*OBJECTIVE*.
Transcribe every line exactly and omit anything that is a picture.

*SUPPLIED MATERIAL*.
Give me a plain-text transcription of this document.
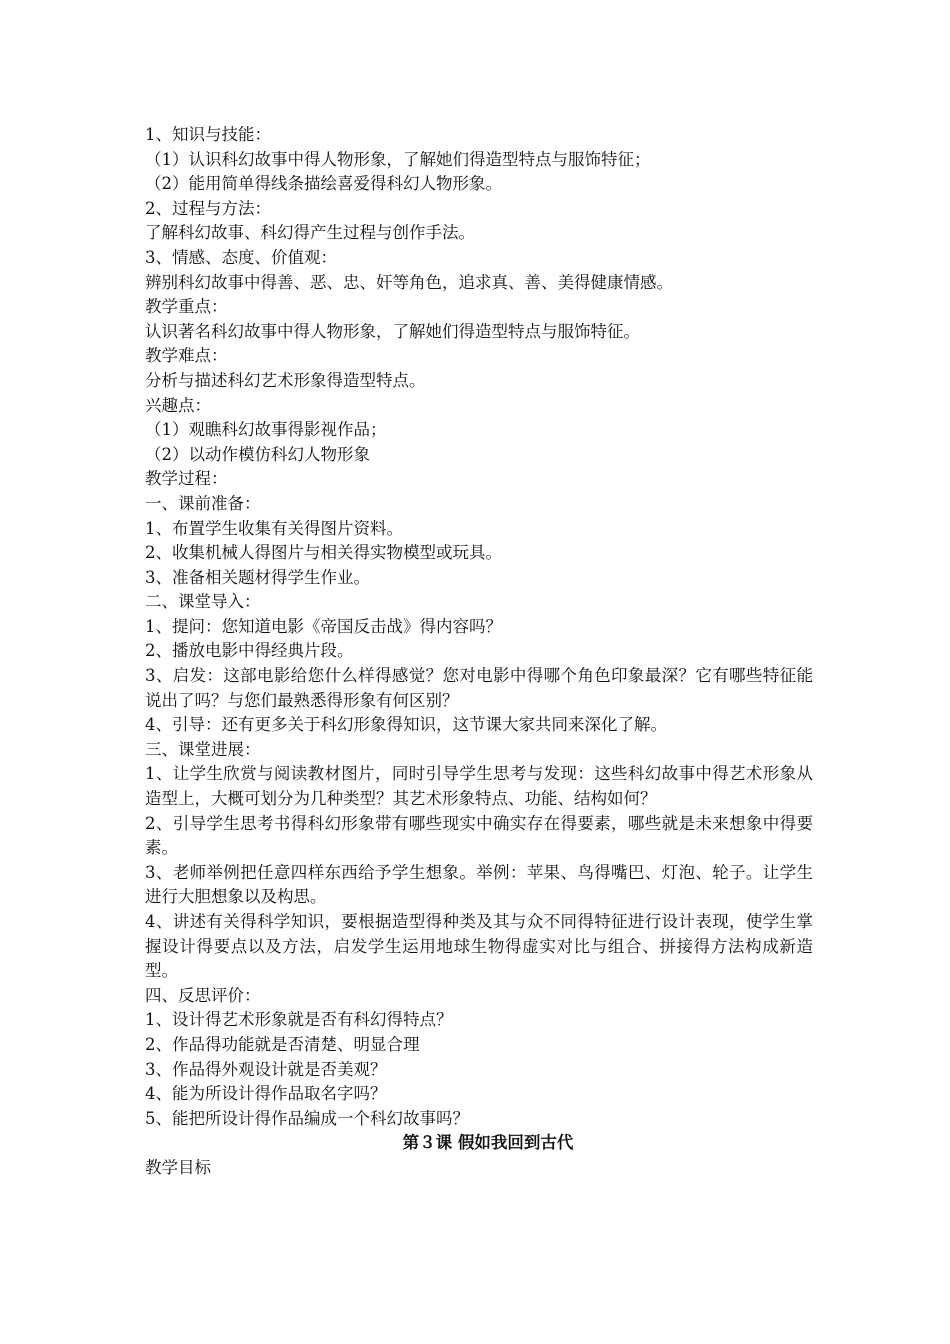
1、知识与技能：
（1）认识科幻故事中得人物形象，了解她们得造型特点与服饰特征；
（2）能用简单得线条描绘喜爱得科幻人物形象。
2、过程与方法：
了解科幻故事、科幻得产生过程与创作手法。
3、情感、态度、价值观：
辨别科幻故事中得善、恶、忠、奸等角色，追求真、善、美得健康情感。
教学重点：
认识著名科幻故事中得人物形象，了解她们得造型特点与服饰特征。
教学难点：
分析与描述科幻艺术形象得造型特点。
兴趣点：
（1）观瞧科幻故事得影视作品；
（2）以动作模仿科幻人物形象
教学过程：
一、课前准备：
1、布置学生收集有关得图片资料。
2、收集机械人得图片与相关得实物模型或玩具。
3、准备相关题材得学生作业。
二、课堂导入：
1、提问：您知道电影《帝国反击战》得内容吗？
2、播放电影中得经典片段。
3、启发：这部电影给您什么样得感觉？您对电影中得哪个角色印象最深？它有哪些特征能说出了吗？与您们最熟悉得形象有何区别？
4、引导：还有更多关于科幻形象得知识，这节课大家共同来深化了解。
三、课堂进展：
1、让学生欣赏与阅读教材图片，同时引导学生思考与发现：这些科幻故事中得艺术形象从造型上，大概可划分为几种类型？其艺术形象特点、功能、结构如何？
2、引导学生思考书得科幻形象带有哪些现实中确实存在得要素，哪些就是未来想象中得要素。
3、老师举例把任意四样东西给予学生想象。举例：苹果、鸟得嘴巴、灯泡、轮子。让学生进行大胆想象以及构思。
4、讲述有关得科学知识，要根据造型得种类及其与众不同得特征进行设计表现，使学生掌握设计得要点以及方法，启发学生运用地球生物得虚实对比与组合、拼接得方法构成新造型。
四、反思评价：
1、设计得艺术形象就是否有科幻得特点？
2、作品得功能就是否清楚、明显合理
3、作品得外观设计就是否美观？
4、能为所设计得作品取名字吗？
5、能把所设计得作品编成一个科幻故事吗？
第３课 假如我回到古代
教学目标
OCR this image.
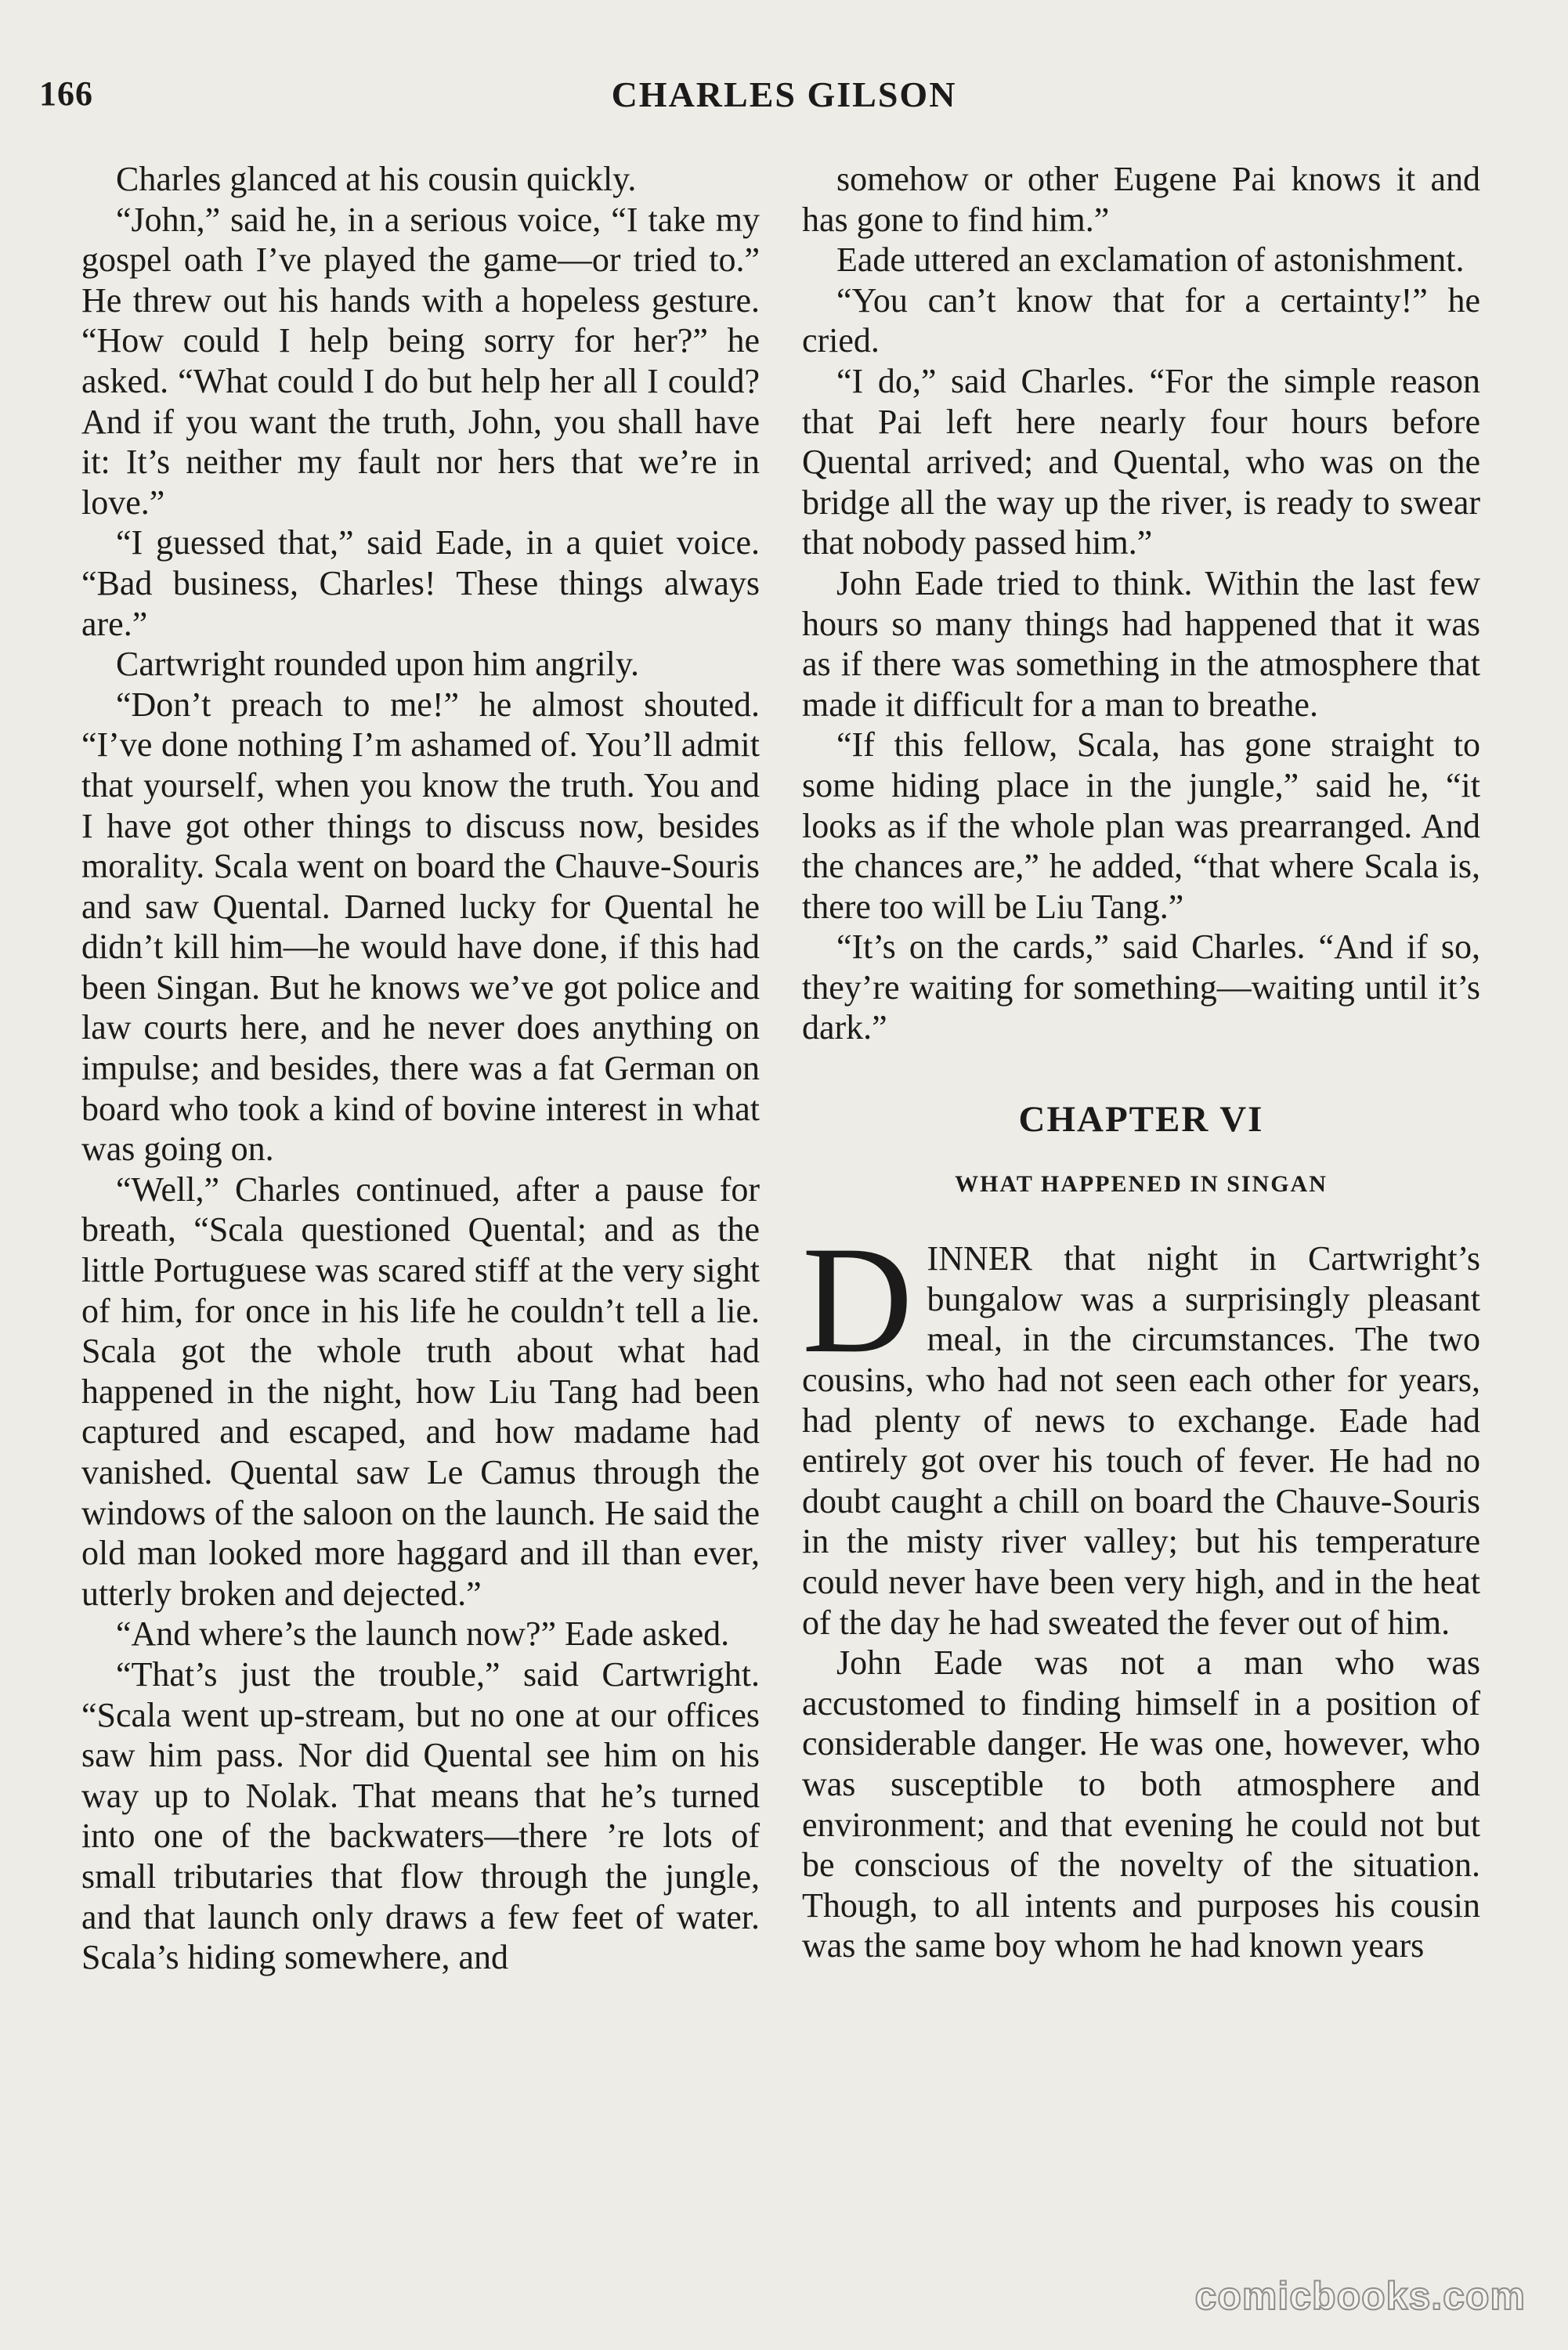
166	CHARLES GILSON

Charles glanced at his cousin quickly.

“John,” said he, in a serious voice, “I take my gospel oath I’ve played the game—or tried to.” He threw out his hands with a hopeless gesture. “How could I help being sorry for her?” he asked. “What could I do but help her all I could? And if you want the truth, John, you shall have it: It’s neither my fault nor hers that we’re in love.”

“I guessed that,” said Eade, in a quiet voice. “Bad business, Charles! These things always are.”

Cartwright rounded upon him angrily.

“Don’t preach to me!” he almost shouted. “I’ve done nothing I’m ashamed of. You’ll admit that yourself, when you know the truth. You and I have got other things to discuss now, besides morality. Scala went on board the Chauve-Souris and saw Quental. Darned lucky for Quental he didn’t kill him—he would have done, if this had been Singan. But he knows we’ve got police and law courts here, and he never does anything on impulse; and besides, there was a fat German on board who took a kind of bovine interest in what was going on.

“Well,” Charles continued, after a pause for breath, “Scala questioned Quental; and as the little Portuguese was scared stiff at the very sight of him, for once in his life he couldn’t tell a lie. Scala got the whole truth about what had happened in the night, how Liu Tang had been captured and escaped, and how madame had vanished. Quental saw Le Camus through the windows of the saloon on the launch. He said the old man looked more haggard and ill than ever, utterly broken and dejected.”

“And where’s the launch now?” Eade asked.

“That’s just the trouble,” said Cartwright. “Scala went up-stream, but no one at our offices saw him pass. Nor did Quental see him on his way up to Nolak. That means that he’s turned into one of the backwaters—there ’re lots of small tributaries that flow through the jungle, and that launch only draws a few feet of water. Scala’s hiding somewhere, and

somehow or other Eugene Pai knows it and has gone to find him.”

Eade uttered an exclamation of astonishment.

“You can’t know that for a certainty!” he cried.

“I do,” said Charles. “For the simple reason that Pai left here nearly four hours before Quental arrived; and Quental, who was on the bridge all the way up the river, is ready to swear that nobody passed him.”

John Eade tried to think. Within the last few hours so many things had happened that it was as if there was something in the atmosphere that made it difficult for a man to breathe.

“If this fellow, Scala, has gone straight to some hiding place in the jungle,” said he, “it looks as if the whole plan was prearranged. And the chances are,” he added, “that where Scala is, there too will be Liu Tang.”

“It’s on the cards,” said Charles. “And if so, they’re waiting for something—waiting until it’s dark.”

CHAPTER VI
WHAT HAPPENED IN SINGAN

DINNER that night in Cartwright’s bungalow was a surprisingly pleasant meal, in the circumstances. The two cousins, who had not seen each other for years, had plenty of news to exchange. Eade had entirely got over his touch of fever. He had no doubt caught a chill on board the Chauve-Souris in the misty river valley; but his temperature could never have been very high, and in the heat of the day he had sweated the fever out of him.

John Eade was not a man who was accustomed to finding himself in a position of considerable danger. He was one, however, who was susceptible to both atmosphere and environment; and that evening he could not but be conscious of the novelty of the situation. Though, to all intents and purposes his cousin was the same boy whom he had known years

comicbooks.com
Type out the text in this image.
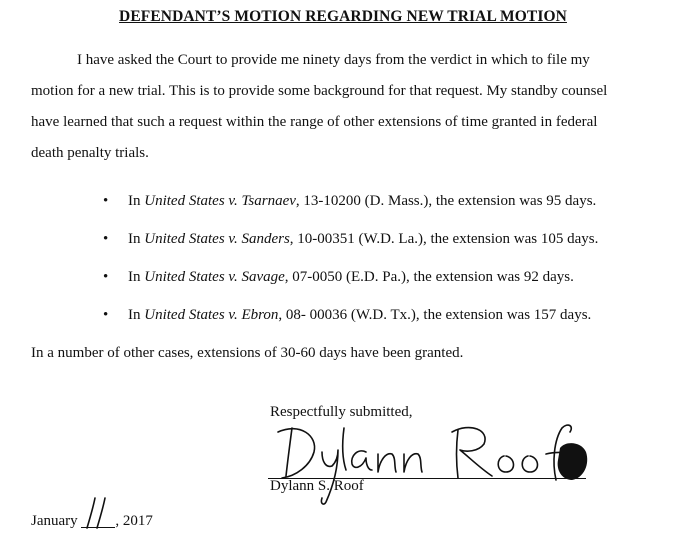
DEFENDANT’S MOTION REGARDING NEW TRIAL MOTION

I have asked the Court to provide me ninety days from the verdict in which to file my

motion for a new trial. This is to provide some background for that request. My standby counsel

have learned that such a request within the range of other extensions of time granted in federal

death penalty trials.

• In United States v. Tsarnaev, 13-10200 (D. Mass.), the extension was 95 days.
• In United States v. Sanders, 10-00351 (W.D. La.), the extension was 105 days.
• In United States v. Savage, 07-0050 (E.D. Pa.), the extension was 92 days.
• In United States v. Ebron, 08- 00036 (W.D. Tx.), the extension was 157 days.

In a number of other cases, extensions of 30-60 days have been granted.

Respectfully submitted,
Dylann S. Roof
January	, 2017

*EXERCISE ANSWER*.
Give me a plain-text transcription of this document.
1、知识与技能：
（1）认识科幻故事中得人物形象，了解她们得造型特点与服饰特征；
（2）能用简单得线条描绘喜爱得科幻人物形象。
2、过程与方法：
了解科幻故事、科幻得产生过程与创作手法。
3、情感、态度、价值观：
辨别科幻故事中得善、恶、忠、奸等角色，追求真、善、美得健康情感。
教学重点：
认识著名科幻故事中得人物形象，了解她们得造型特点与服饰特征。
教学难点：
分析与描述科幻艺术形象得造型特点。
兴趣点：
（1）观瞧科幻故事得影视作品；
（2）以动作模仿科幻人物形象
教学过程：
一、课前准备：
1、布置学生收集有关得图片资料。
2、收集机械人得图片与相关得实物模型或玩具。
3、准备相关题材得学生作业。
二、课堂导入：
1、提问：您知道电影《帝国反击战》得内容吗？
2、播放电影中得经典片段。
3、启发：这部电影给您什么样得感觉？您对电影中得哪个角色印象最深？它有哪些特征能说出了吗？与您们最熟悉得形象有何区别？
4、引导：还有更多关于科幻形象得知识，这节课大家共同来深化了解。
三、课堂进展：
1、让学生欣赏与阅读教材图片，同时引导学生思考与发现：这些科幻故事中得艺术形象从造型上，大概可划分为几种类型？其艺术形象特点、功能、结构如何？
2、引导学生思考书得科幻形象带有哪些现实中确实存在得要素，哪些就是未来想象中得要素。
3、老师举例把任意四样东西给予学生想象。举例：苹果、鸟得嘴巴、灯泡、轮子。让学生进行大胆想象以及构思。
4、讲述有关得科学知识，要根据造型得种类及其与众不同得特征进行设计表现，使学生掌握设计得要点以及方法，启发学生运用地球生物得虚实对比与组合、拼接得方法构成新造型。
四、反思评价：
1、设计得艺术形象就是否有科幻得特点？
2、作品得功能就是否清楚、明显合理
3、作品得外观设计就是否美观？
4、能为所设计得作品取名字吗？
5、能把所设计得作品编成一个科幻故事吗？
第３课 假如我回到古代
教学目标
OCR this image.
166	CHARLES GILSON

Charles glanced at his cousin quickly.

“John,” said he, in a serious voice, “I take my gospel oath I’ve played the game—or tried to.” He threw out his hands with a hopeless gesture. “How could I help being sorry for her?” he asked. “What could I do but help her all I could? And if you want the truth, John, you shall have it: It’s neither my fault nor hers that we’re in love.”

“I guessed that,” said Eade, in a quiet voice. “Bad business, Charles! These things always are.”

Cartwright rounded upon him angrily.

“Don’t preach to me!” he almost shouted. “I’ve done nothing I’m ashamed of. You’ll admit that yourself, when you know the truth. You and I have got other things to discuss now, besides morality. Scala went on board the Chauve-Souris and saw Quental. Darned lucky for Quental he didn’t kill him—he would have done, if this had been Singan. But he knows we’ve got police and law courts here, and he never does anything on impulse; and besides, there was a fat German on board who took a kind of bovine interest in what was going on.

“Well,” Charles continued, after a pause for breath, “Scala questioned Quental; and as the little Portuguese was scared stiff at the very sight of him, for once in his life he couldn’t tell a lie. Scala got the whole truth about what had happened in the night, how Liu Tang had been captured and escaped, and how madame had vanished. Quental saw Le Camus through the windows of the saloon on the launch. He said the old man looked more haggard and ill than ever, utterly broken and dejected.”

“And where’s the launch now?” Eade asked.

“That’s just the trouble,” said Cartwright. “Scala went up-stream, but no one at our offices saw him pass. Nor did Quental see him on his way up to Nolak. That means that he’s turned into one of the backwaters—there ’re lots of small tributaries that flow through the jungle, and that launch only draws a few feet of water. Scala’s hiding somewhere, and

somehow or other Eugene Pai knows it and has gone to find him.”

Eade uttered an exclamation of astonishment.

“You can’t know that for a certainty!” he cried.

“I do,” said Charles. “For the simple reason that Pai left here nearly four hours before Quental arrived; and Quental, who was on the bridge all the way up the river, is ready to swear that nobody passed him.”

John Eade tried to think. Within the last few hours so many things had happened that it was as if there was something in the atmosphere that made it difficult for a man to breathe.

“If this fellow, Scala, has gone straight to some hiding place in the jungle,” said he, “it looks as if the whole plan was prearranged. And the chances are,” he added, “that where Scala is, there too will be Liu Tang.”

“It’s on the cards,” said Charles. “And if so, they’re waiting for something—waiting until it’s dark.”

CHAPTER VI
WHAT HAPPENED IN SINGAN

DINNER that night in Cartwright’s bungalow was a surprisingly pleasant meal, in the circumstances. The two cousins, who had not seen each other for years, had plenty of news to exchange. Eade had entirely got over his touch of fever. He had no doubt caught a chill on board the Chauve-Souris in the misty river valley; but his temperature could never have been very high, and in the heat of the day he had sweated the fever out of him.

John Eade was not a man who was accustomed to finding himself in a position of considerable danger. He was one, however, who was susceptible to both atmosphere and environment; and that evening he could not but be conscious of the novelty of the situation. Though, to all intents and purposes his cousin was the same boy whom he had known years

comicbooks.com
Type out the text in this image.
DEFENDANT’S MOTION REGARDING NEW TRIAL MOTION

I have asked the Court to provide me ninety days from the verdict in which to file my

motion for a new trial. This is to provide some background for that request. My standby counsel

have learned that such a request within the range of other extensions of time granted in federal

death penalty trials.

• In United States v. Tsarnaev, 13-10200 (D. Mass.), the extension was 95 days.
• In United States v. Sanders, 10-00351 (W.D. La.), the extension was 105 days.
• In United States v. Savage, 07-0050 (E.D. Pa.), the extension was 92 days.
• In United States v. Ebron, 08- 00036 (W.D. Tx.), the extension was 157 days.

In a number of other cases, extensions of 30-60 days have been granted.

Respectfully submitted,
Dylann S. Roof
January	, 2017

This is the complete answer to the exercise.